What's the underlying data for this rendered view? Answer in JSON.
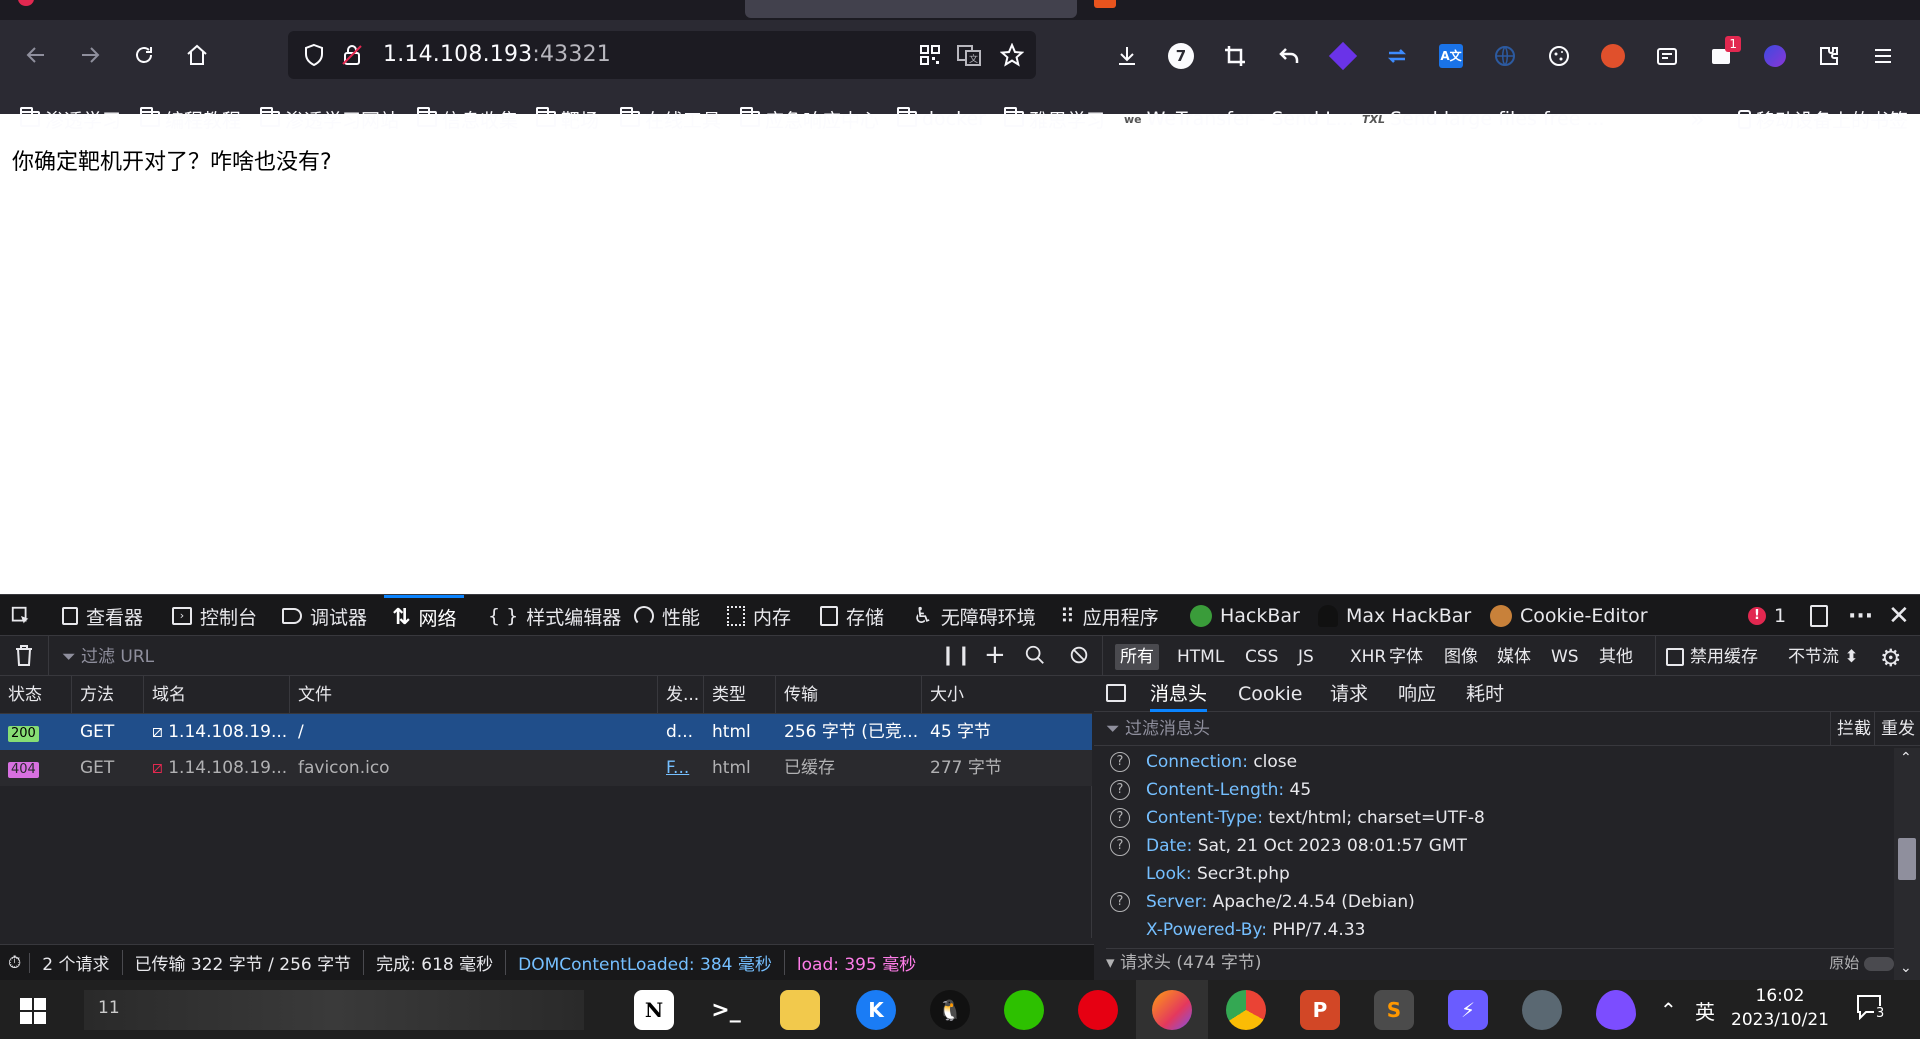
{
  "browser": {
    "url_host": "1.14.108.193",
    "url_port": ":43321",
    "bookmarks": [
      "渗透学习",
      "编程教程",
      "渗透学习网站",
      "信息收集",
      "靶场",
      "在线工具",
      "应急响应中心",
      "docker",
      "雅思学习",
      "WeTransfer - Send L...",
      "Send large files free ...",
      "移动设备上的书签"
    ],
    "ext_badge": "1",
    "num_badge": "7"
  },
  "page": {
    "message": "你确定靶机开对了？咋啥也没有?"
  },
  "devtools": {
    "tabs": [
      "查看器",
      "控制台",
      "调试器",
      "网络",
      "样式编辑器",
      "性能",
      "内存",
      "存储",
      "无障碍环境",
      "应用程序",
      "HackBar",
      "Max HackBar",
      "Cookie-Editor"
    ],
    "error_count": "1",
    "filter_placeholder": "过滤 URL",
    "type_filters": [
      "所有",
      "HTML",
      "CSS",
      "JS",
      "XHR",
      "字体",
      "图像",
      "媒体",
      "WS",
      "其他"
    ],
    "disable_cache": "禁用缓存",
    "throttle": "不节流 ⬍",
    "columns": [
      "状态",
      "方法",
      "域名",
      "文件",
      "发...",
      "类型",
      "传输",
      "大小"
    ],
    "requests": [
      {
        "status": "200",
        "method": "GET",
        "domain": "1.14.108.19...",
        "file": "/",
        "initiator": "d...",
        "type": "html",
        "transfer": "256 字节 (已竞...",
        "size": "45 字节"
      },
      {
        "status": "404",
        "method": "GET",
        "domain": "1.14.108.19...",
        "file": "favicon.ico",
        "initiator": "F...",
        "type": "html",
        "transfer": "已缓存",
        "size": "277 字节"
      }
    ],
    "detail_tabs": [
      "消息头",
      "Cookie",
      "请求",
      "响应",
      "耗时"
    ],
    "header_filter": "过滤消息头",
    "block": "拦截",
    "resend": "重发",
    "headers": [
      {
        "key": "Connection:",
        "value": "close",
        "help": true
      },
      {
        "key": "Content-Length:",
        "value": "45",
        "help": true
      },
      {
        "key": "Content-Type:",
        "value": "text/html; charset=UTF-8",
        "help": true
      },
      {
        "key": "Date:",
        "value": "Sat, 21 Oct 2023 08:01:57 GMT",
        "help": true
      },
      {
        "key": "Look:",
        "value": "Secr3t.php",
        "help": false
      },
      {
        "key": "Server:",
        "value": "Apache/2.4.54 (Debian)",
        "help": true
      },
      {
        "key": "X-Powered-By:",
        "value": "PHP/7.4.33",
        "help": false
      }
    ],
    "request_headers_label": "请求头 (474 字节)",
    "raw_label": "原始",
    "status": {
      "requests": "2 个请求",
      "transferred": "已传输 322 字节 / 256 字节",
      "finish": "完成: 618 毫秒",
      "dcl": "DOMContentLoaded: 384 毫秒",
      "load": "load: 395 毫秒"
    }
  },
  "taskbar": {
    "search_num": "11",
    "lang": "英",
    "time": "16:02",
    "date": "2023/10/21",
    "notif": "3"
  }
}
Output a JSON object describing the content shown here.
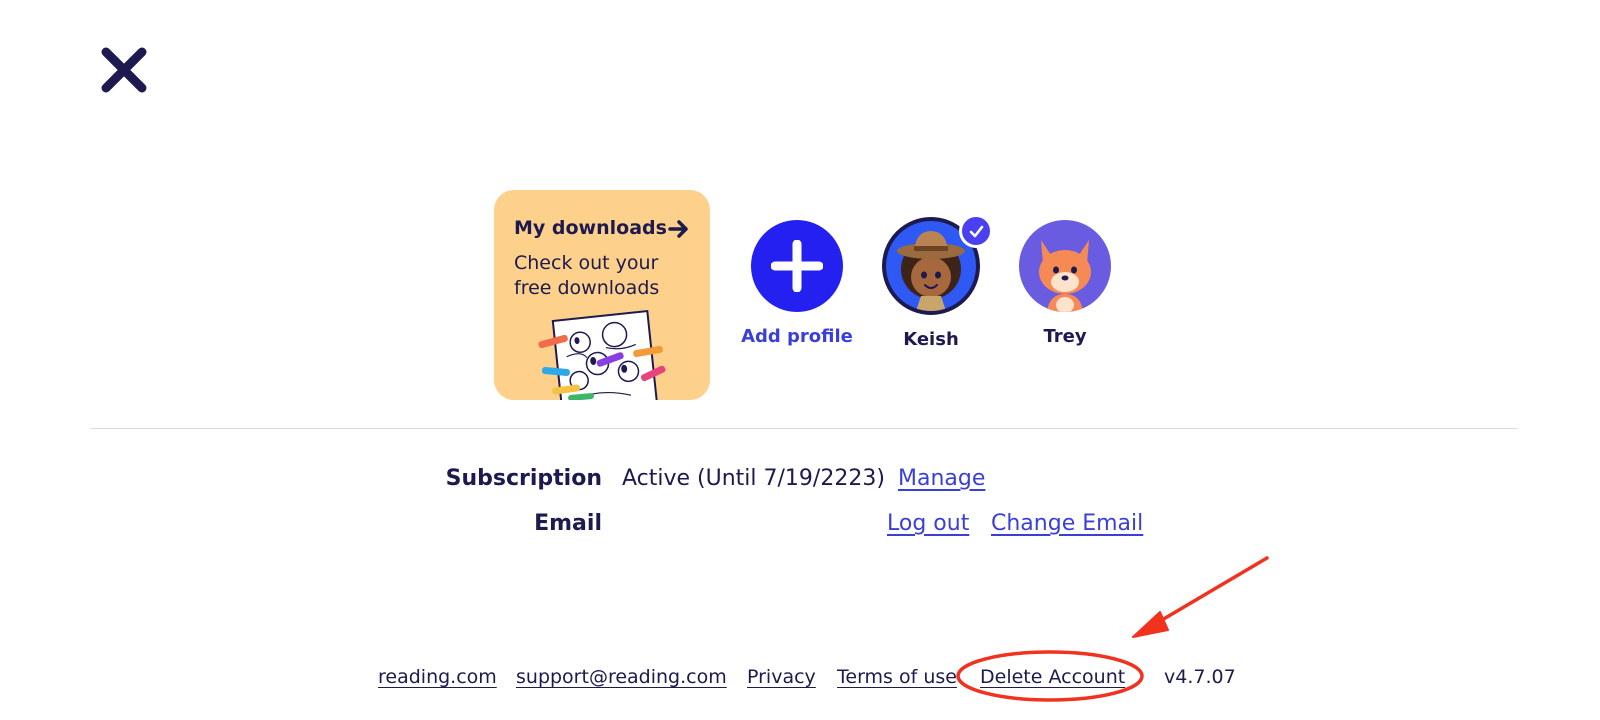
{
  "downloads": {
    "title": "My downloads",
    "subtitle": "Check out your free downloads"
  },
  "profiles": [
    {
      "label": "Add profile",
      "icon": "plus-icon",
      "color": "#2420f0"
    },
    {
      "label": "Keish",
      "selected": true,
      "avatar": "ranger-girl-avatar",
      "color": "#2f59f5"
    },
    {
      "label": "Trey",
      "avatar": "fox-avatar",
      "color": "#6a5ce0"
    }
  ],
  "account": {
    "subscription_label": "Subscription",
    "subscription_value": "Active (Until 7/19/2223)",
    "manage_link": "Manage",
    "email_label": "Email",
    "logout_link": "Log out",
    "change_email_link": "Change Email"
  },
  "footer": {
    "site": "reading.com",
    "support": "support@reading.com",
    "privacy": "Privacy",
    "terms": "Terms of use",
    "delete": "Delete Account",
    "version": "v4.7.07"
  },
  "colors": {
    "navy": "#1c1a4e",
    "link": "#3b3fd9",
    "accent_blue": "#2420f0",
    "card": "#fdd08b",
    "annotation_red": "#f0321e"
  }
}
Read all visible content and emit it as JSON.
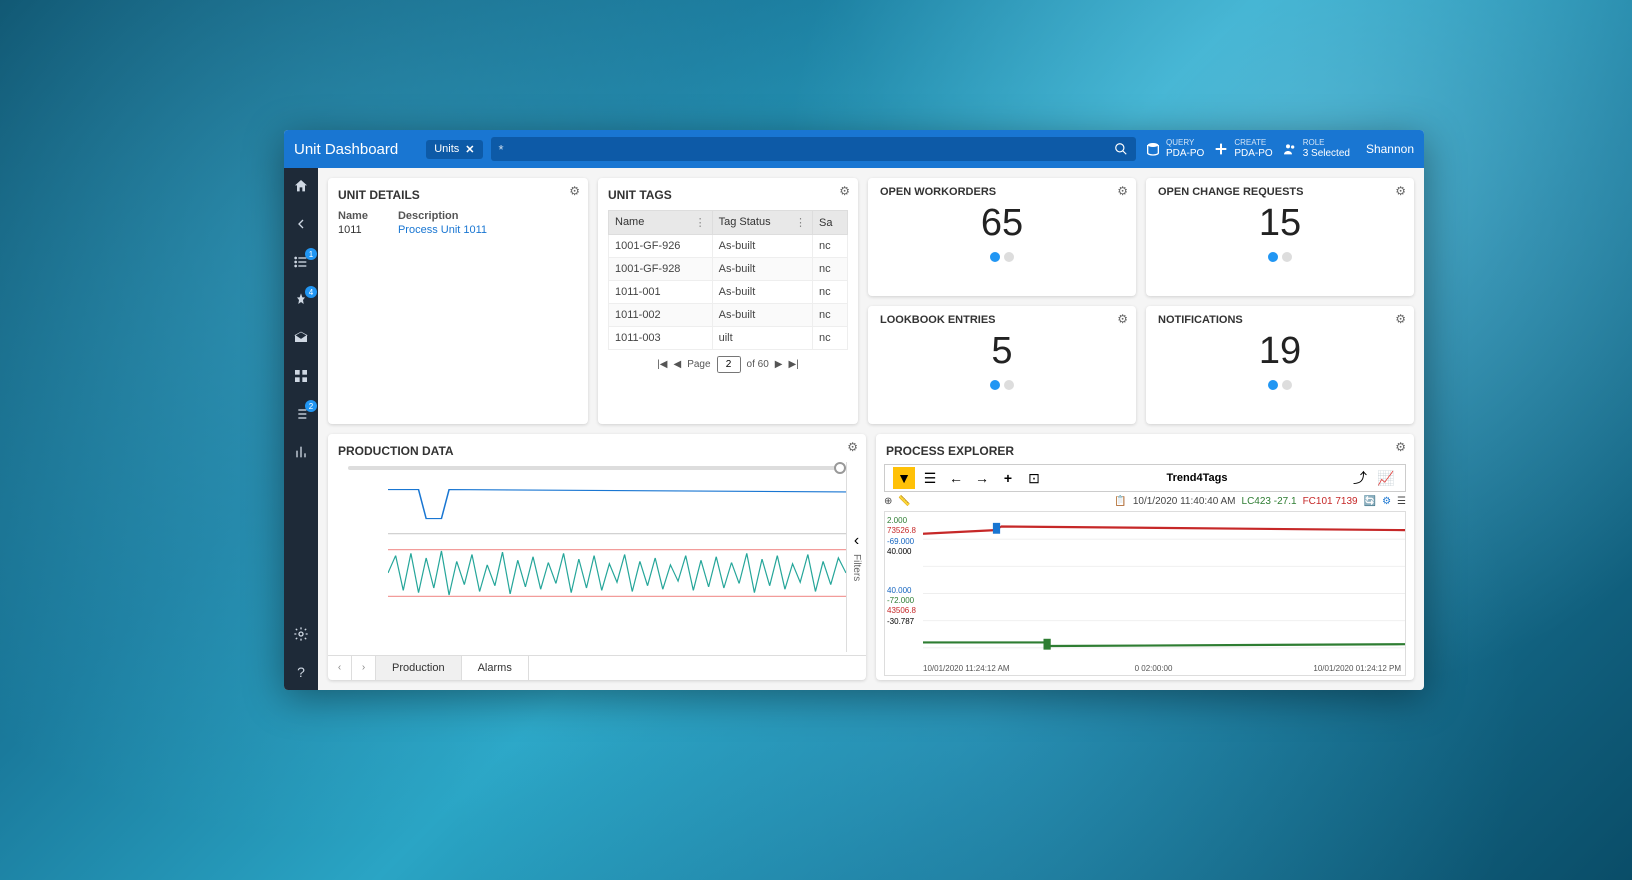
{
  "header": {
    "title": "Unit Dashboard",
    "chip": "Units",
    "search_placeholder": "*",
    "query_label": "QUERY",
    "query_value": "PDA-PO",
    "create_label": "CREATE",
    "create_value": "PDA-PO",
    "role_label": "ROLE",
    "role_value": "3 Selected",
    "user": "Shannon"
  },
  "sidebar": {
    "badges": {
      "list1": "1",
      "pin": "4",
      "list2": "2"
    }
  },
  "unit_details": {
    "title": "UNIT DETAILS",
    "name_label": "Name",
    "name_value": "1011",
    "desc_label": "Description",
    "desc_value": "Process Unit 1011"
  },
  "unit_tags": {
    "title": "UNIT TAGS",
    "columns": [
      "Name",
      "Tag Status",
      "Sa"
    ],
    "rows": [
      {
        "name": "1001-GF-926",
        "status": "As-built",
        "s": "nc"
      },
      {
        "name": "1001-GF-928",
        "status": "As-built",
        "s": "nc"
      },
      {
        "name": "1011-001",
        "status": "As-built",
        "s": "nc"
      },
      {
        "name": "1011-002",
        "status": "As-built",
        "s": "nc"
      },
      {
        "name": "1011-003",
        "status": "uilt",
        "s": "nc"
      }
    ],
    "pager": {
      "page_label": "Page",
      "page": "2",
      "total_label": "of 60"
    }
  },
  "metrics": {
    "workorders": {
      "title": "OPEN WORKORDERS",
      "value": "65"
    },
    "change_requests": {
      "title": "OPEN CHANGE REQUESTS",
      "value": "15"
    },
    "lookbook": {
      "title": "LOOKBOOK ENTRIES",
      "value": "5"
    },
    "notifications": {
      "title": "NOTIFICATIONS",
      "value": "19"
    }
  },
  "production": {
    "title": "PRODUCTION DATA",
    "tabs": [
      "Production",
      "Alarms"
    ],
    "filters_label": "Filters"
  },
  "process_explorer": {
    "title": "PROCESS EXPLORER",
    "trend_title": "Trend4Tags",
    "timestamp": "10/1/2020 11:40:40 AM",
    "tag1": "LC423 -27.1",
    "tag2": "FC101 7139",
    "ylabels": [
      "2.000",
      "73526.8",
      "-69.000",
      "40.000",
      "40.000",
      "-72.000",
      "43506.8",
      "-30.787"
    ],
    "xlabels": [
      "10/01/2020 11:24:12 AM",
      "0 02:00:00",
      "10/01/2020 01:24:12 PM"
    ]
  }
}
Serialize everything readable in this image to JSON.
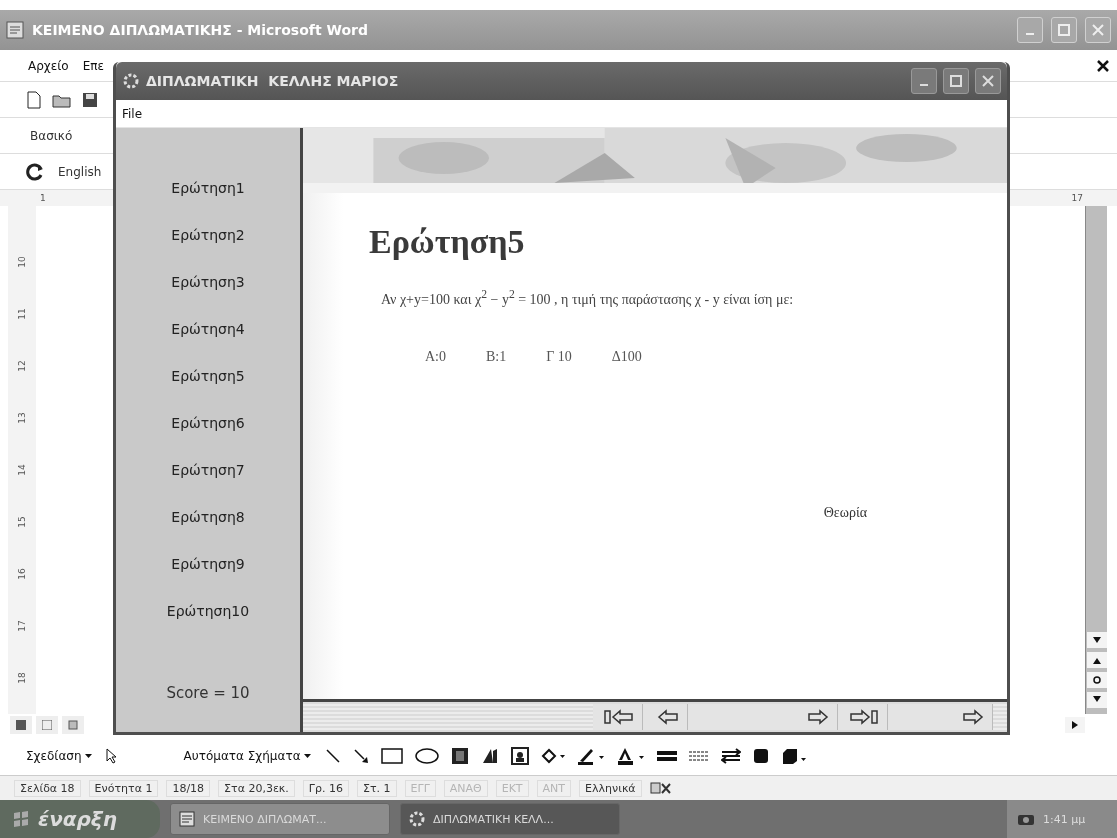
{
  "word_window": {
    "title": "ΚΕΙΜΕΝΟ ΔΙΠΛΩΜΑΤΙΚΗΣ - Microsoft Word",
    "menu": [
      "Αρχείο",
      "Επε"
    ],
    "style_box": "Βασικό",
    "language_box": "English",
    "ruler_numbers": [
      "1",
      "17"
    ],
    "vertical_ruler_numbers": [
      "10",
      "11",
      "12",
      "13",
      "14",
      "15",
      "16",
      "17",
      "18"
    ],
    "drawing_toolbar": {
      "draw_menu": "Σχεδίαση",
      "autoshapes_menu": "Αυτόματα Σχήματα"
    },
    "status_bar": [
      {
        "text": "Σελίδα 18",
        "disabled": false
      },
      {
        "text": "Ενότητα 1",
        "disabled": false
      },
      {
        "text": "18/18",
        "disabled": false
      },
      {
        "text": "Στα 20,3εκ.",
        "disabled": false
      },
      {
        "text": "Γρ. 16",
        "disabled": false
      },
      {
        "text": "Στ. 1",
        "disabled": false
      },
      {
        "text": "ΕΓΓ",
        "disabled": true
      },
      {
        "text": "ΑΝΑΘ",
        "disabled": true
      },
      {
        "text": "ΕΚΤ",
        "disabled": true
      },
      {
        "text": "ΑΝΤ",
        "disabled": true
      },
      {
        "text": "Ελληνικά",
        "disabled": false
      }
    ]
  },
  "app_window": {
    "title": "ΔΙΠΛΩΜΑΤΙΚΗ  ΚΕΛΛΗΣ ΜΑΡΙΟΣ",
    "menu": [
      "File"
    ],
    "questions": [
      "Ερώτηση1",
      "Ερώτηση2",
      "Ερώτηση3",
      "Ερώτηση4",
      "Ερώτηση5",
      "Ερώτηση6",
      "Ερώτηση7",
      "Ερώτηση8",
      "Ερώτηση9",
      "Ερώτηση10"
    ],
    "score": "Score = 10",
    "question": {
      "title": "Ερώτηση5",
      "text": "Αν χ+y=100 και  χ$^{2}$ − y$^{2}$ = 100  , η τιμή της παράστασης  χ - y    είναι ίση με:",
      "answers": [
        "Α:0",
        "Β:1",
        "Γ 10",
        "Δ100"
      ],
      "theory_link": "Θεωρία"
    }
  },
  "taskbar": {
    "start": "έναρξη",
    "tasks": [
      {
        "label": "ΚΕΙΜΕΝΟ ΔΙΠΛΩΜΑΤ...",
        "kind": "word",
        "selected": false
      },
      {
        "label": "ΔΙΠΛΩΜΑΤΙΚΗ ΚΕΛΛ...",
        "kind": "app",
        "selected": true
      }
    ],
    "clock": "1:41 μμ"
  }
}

====

**WHAT IS NEEDED**. Extract every line containing the string "downloads" from the material.

**RESULT BELOW**.
  "downloads": {
    "title": "My downloads",
    "subtitle": "Check out your free downloads"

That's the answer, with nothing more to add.